*Input records*:
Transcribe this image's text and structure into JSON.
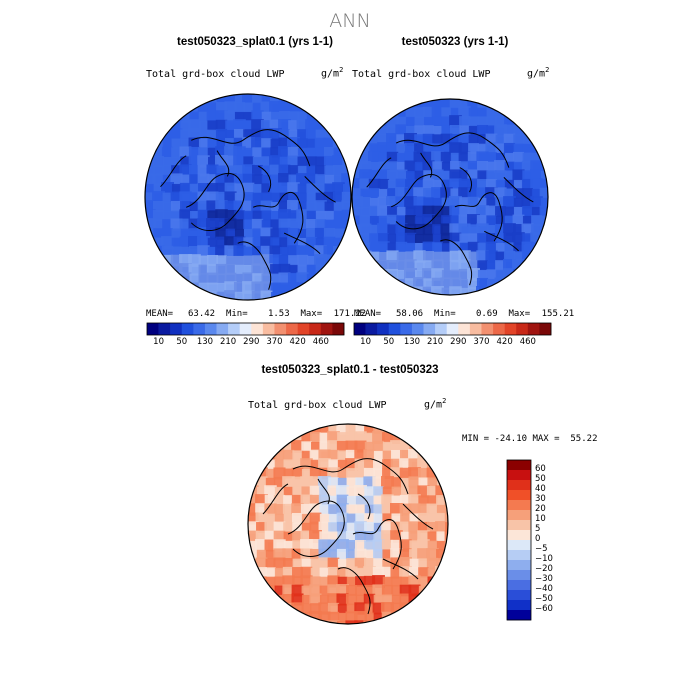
{
  "figure_title": "ANN",
  "panels": [
    {
      "title": "test050323_splat0.1 (yrs 1-1)",
      "variable": "Total grd-box cloud LWP",
      "units": "g/m",
      "units_exp": "2",
      "stats": {
        "mean_label": "MEAN=",
        "mean": "63.42",
        "min_label": "Min=",
        "min": "1.53",
        "max_label": "Max=",
        "max": "171.22"
      },
      "map_style": "blue"
    },
    {
      "title": "test050323 (yrs 1-1)",
      "variable": "Total grd-box cloud LWP",
      "units": "g/m",
      "units_exp": "2",
      "stats": {
        "mean_label": "MEAN=",
        "mean": "58.06",
        "min_label": "Min=",
        "min": "0.69",
        "max_label": "Max=",
        "max": "155.21"
      },
      "map_style": "blue"
    },
    {
      "title": "test050323_splat0.1 - test050323",
      "variable": "Total grd-box cloud LWP",
      "units": "g/m",
      "units_exp": "2",
      "stats": {
        "min_label": "MIN =",
        "min": "-24.10",
        "max_label": "MAX =",
        "max": "55.22"
      },
      "map_style": "diff"
    }
  ],
  "colorbar_abs": {
    "colors": [
      "#00007f",
      "#0a1aa0",
      "#1030c0",
      "#2050dd",
      "#3a6ae8",
      "#5a88ee",
      "#86aaf2",
      "#b4cdf8",
      "#e4edfc",
      "#fde4d6",
      "#f8bca0",
      "#f29070",
      "#ec6848",
      "#e24428",
      "#c82818",
      "#a01410",
      "#7a0808"
    ],
    "labels": [
      "10",
      "50",
      "130",
      "210",
      "290",
      "370",
      "420",
      "460"
    ]
  },
  "colorbar_diff": {
    "colors": [
      "#8b0000",
      "#c81010",
      "#e0301a",
      "#f05028",
      "#f47a50",
      "#f6a07a",
      "#f8c4a8",
      "#fce6d8",
      "#dce8f8",
      "#b6cdf4",
      "#8eaeee",
      "#6a8ee8",
      "#4a6ee2",
      "#2a4ed8",
      "#1030c8",
      "#00009a"
    ],
    "labels": [
      "60",
      "50",
      "40",
      "30",
      "20",
      "10",
      "5",
      "0",
      "−5",
      "−10",
      "−20",
      "−30",
      "−40",
      "−50",
      "−60"
    ]
  }
}
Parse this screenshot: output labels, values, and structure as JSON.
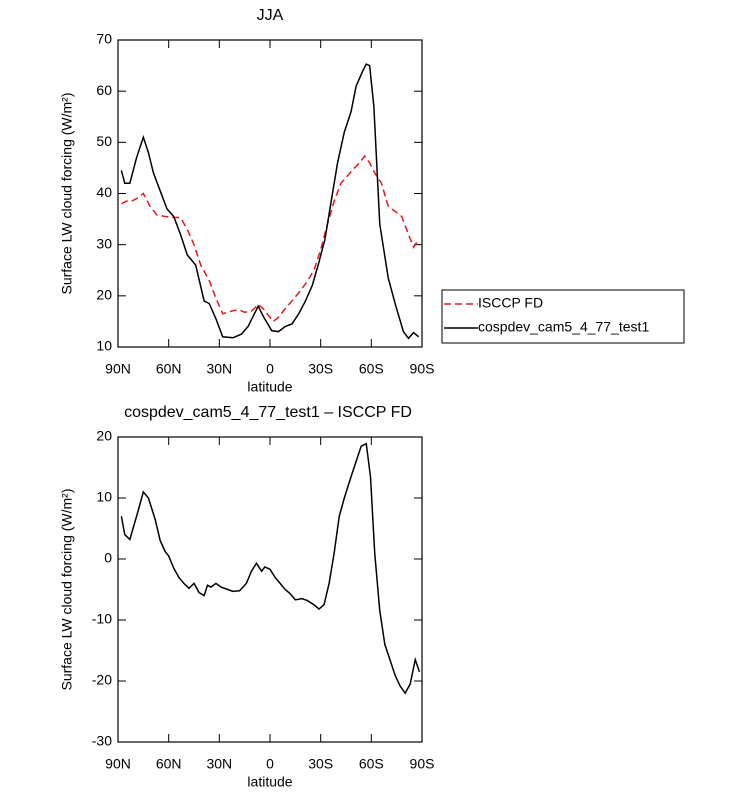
{
  "chart_data": [
    {
      "type": "line",
      "title": "JJA",
      "xlabel": "latitude",
      "ylabel": "Surface LW cloud forcing (W/m²)",
      "xlim": [
        90,
        -90
      ],
      "xticks": [
        {
          "value": 90,
          "label": "90N"
        },
        {
          "value": 60,
          "label": "60N"
        },
        {
          "value": 30,
          "label": "30N"
        },
        0,
        {
          "value": -30,
          "label": "30S"
        },
        {
          "value": -60,
          "label": "60S"
        },
        {
          "value": -90,
          "label": "90S"
        }
      ],
      "ylim": [
        10,
        70
      ],
      "yticks": [
        10,
        20,
        30,
        40,
        50,
        60,
        70
      ],
      "legend": "right",
      "series": [
        {
          "name": "ISCCP FD",
          "color": "#e41a1c",
          "linestyle": "dashed",
          "x": [
            88,
            85,
            82,
            79,
            75,
            71,
            67,
            62,
            57,
            53,
            49,
            45,
            41,
            36,
            32,
            28,
            23,
            19,
            15,
            11,
            7,
            4,
            1,
            -2,
            -5,
            -9,
            -13,
            -18,
            -22,
            -26,
            -30,
            -34,
            -38,
            -42,
            -46,
            -50,
            -53,
            -56,
            -59,
            -62,
            -66,
            -70,
            -74,
            -78,
            -82,
            -85,
            -88
          ],
          "values": [
            38,
            38.5,
            38.5,
            39,
            40,
            37.5,
            35.8,
            35.5,
            35.3,
            35.3,
            33,
            30,
            26,
            23,
            19.5,
            16.5,
            17,
            17.3,
            16.8,
            17,
            18.3,
            17.5,
            16.2,
            15,
            15.8,
            17.5,
            19,
            21,
            22.8,
            25,
            29,
            34,
            38.5,
            42,
            43.5,
            45,
            46,
            47.3,
            46,
            44,
            42,
            37.5,
            36.5,
            35.5,
            32,
            29.5,
            31
          ]
        },
        {
          "name": "cospdev_cam5_4_77_test1",
          "color": "#000000",
          "linestyle": "solid",
          "x": [
            88,
            86,
            83,
            79,
            75,
            72,
            69,
            65,
            61,
            57,
            53,
            49,
            44,
            39,
            36,
            32,
            28,
            22,
            17,
            13,
            7,
            4,
            -1,
            -5,
            -9,
            -13,
            -17,
            -21,
            -25,
            -28.5,
            -32.5,
            -36,
            -40,
            -44,
            -48,
            -51,
            -55,
            -57,
            -59,
            -61.5,
            -65,
            -70,
            -74.5,
            -79,
            -82,
            -85,
            -88
          ],
          "values": [
            44.5,
            42,
            42,
            47,
            51,
            48,
            44,
            40.5,
            37,
            35.5,
            32,
            28,
            26,
            19,
            18.5,
            15.5,
            12,
            11.8,
            12.5,
            14,
            18,
            16,
            13.2,
            13,
            14,
            14.5,
            16.5,
            19,
            22,
            26,
            31,
            38,
            46,
            52,
            56,
            61,
            64,
            65.3,
            65,
            57,
            34,
            23.5,
            18,
            13,
            11.7,
            12.8,
            12
          ]
        }
      ]
    },
    {
      "type": "line",
      "title": "cospdev_cam5_4_77_test1 – ISCCP FD",
      "xlabel": "latitude",
      "ylabel": "Surface LW cloud forcing (W/m²)",
      "xlim": [
        90,
        -90
      ],
      "xticks": [
        {
          "value": 90,
          "label": "90N"
        },
        {
          "value": 60,
          "label": "60N"
        },
        {
          "value": 30,
          "label": "30N"
        },
        0,
        {
          "value": -30,
          "label": "30S"
        },
        {
          "value": -60,
          "label": "60S"
        },
        {
          "value": -90,
          "label": "90S"
        }
      ],
      "ylim": [
        -30,
        20
      ],
      "yticks": [
        -30,
        -20,
        -10,
        0,
        10,
        20
      ],
      "series": [
        {
          "color": "#000000",
          "linestyle": "solid",
          "x": [
            88,
            86,
            83,
            79,
            75,
            72,
            68,
            65,
            62,
            60,
            57,
            54,
            51,
            48,
            45,
            42,
            39,
            37,
            35,
            32,
            29,
            25,
            22,
            18,
            14,
            11,
            8,
            5,
            3,
            0,
            -3,
            -6,
            -9,
            -12,
            -15,
            -19,
            -22,
            -26,
            -29,
            -32,
            -35,
            -38,
            -41,
            -44,
            -48,
            -51,
            -54,
            -57,
            -59.5,
            -62,
            -65,
            -68,
            -71,
            -74,
            -77,
            -80,
            -83,
            -86,
            -88.5
          ],
          "values": [
            7,
            4,
            3.2,
            7,
            11,
            10,
            6.5,
            3,
            1.2,
            0.5,
            -1.5,
            -3,
            -4,
            -4.8,
            -4,
            -5.5,
            -6,
            -4.3,
            -4.6,
            -4,
            -4.6,
            -5,
            -5.3,
            -5.2,
            -4,
            -2,
            -0.7,
            -2,
            -1.3,
            -1.7,
            -3,
            -4,
            -5,
            -5.7,
            -6.7,
            -6.5,
            -6.8,
            -7.5,
            -8.2,
            -7.5,
            -4,
            1,
            7,
            10,
            13.5,
            16,
            18.5,
            18.9,
            13.5,
            1,
            -8.5,
            -14,
            -16.5,
            -19,
            -20.8,
            -22,
            -20.5,
            -16.5,
            -18.5
          ]
        }
      ]
    }
  ]
}
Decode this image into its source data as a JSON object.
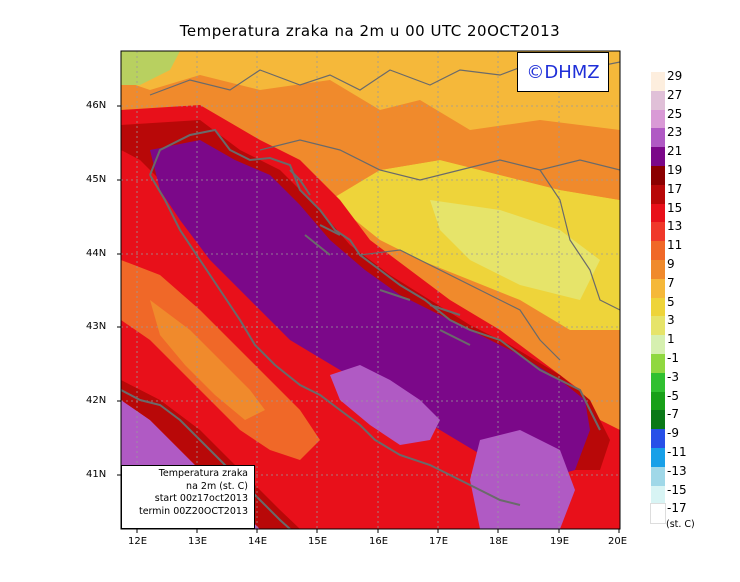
{
  "title": "Temperatura zraka na 2m u 00 UTC 20OCT2013",
  "logo": "©DHMZ",
  "info": {
    "line1": "Temperatura zraka",
    "line2": "na 2m (st. C)",
    "line3": "start 00z17oct2013",
    "line4": "termin 00Z20OCT2013"
  },
  "lat_labels": [
    "46N",
    "45N",
    "44N",
    "43N",
    "42N",
    "41N"
  ],
  "lon_labels": [
    "12E",
    "13E",
    "14E",
    "15E",
    "16E",
    "17E",
    "18E",
    "19E",
    "20E"
  ],
  "legend": {
    "unit": "(st. C)",
    "labels": [
      "29",
      "27",
      "25",
      "23",
      "21",
      "19",
      "17",
      "15",
      "13",
      "11",
      "9",
      "7",
      "5",
      "3",
      "1",
      "-1",
      "-3",
      "-5",
      "-7",
      "-9",
      "-11",
      "-13",
      "-15",
      "-17"
    ],
    "colors": [
      "#fdeede",
      "#e0c0d8",
      "#d99ad6",
      "#b05ac4",
      "#7b0889",
      "#8b0000",
      "#b80808",
      "#e8101a",
      "#f0382a",
      "#f06828",
      "#f08a2c",
      "#f5b83a",
      "#eed43a",
      "#e6e46a",
      "#d6f0b0",
      "#90d840",
      "#30c030",
      "#18a018",
      "#0a7818",
      "#2850e8",
      "#18a0e8",
      "#a0d8e8",
      "#d8f4f4",
      "#ffffff"
    ]
  },
  "colors": {
    "coast": "#6a6a6a",
    "grid": "#9a9a9a",
    "logo_text": "#1f2fd8"
  }
}
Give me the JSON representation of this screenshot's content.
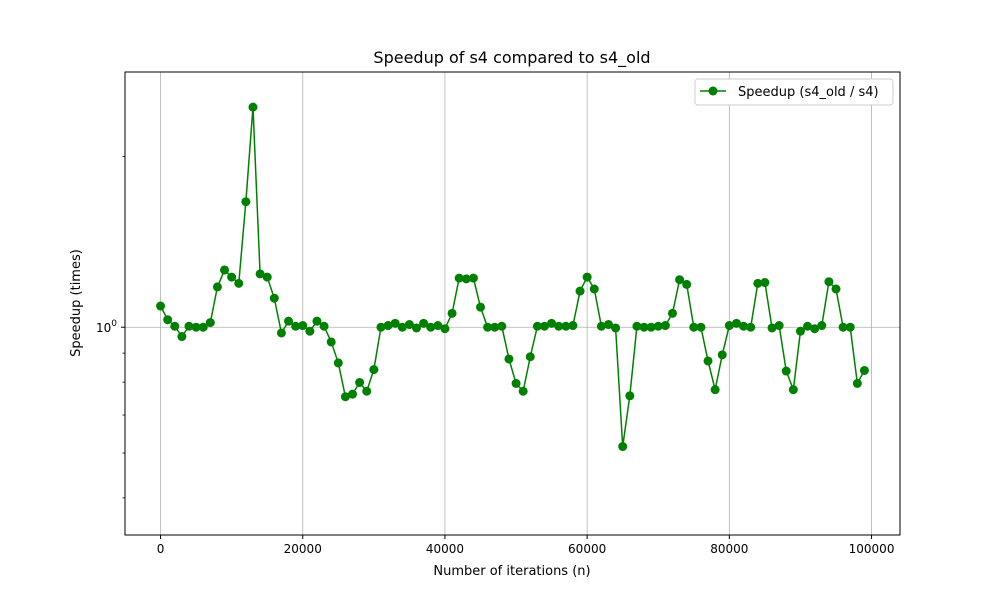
{
  "chart_data": {
    "type": "line",
    "title": "Speedup of s4 compared to s4_old",
    "xlabel": "Number of iterations (n)",
    "ylabel": "Speedup (times)",
    "xlim": [
      -5000,
      104000
    ],
    "ylim": [
      0.43,
      2.82
    ],
    "y_scale": "log",
    "grid": true,
    "legend_position": "top-right",
    "x_ticks": [
      {
        "value": 0,
        "label": "0"
      },
      {
        "value": 20000,
        "label": "20000"
      },
      {
        "value": 40000,
        "label": "40000"
      },
      {
        "value": 60000,
        "label": "60000"
      },
      {
        "value": 80000,
        "label": "80000"
      },
      {
        "value": 100000,
        "label": "100000"
      }
    ],
    "y_major_ticks": [
      {
        "value": 1,
        "label": "10",
        "exponent": "0"
      }
    ],
    "y_minor_ticks": [
      0.5,
      0.6,
      0.7,
      0.8,
      0.9,
      2
    ],
    "series": [
      {
        "name": "Speedup (s4_old / s4)",
        "color": "#008000",
        "x": [
          0,
          1000,
          2000,
          3000,
          4000,
          5000,
          6000,
          7000,
          8000,
          9000,
          10000,
          11000,
          12000,
          13000,
          14000,
          15000,
          16000,
          17000,
          18000,
          19000,
          20000,
          21000,
          22000,
          23000,
          24000,
          25000,
          26000,
          27000,
          28000,
          29000,
          30000,
          31000,
          32000,
          33000,
          34000,
          35000,
          36000,
          37000,
          38000,
          39000,
          40000,
          41000,
          42000,
          43000,
          44000,
          45000,
          46000,
          47000,
          48000,
          49000,
          50000,
          51000,
          52000,
          53000,
          54000,
          55000,
          56000,
          57000,
          58000,
          59000,
          60000,
          61000,
          62000,
          63000,
          64000,
          65000,
          66000,
          67000,
          68000,
          69000,
          70000,
          71000,
          72000,
          73000,
          74000,
          75000,
          76000,
          77000,
          78000,
          79000,
          80000,
          81000,
          82000,
          83000,
          84000,
          85000,
          86000,
          87000,
          88000,
          89000,
          90000,
          91000,
          92000,
          93000,
          94000,
          95000,
          96000,
          97000,
          98000,
          99000
        ],
        "y": [
          1.09,
          1.031,
          1.004,
          0.963,
          1.004,
          1.0,
          1.0,
          1.019,
          1.178,
          1.262,
          1.226,
          1.195,
          1.665,
          2.445,
          1.242,
          1.226,
          1.125,
          0.977,
          1.025,
          1.004,
          1.007,
          0.984,
          1.025,
          1.004,
          0.942,
          0.865,
          0.754,
          0.762,
          0.799,
          0.771,
          0.842,
          1.0,
          1.007,
          1.016,
          1.0,
          1.011,
          0.997,
          1.016,
          1.0,
          1.007,
          0.994,
          1.058,
          1.221,
          1.217,
          1.221,
          1.085,
          1.0,
          1.0,
          1.004,
          0.879,
          0.796,
          0.771,
          0.887,
          1.004,
          1.004,
          1.016,
          1.004,
          1.004,
          1.007,
          1.158,
          1.226,
          1.168,
          1.004,
          1.011,
          0.997,
          0.616,
          0.757,
          1.004,
          1.0,
          1.0,
          1.004,
          1.007,
          1.058,
          1.213,
          1.19,
          1.0,
          1.0,
          0.872,
          0.776,
          0.894,
          1.007,
          1.016,
          1.004,
          1.0,
          1.195,
          1.199,
          0.997,
          1.007,
          0.837,
          0.776,
          0.984,
          1.004,
          0.994,
          1.007,
          1.203,
          1.168,
          1.0,
          1.0,
          0.796,
          0.839
        ]
      }
    ]
  }
}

*Challenge*:
Determine how many lines of the listing above hold the word "Temperatura". Report that number without anything else.

*Problem solution*:
2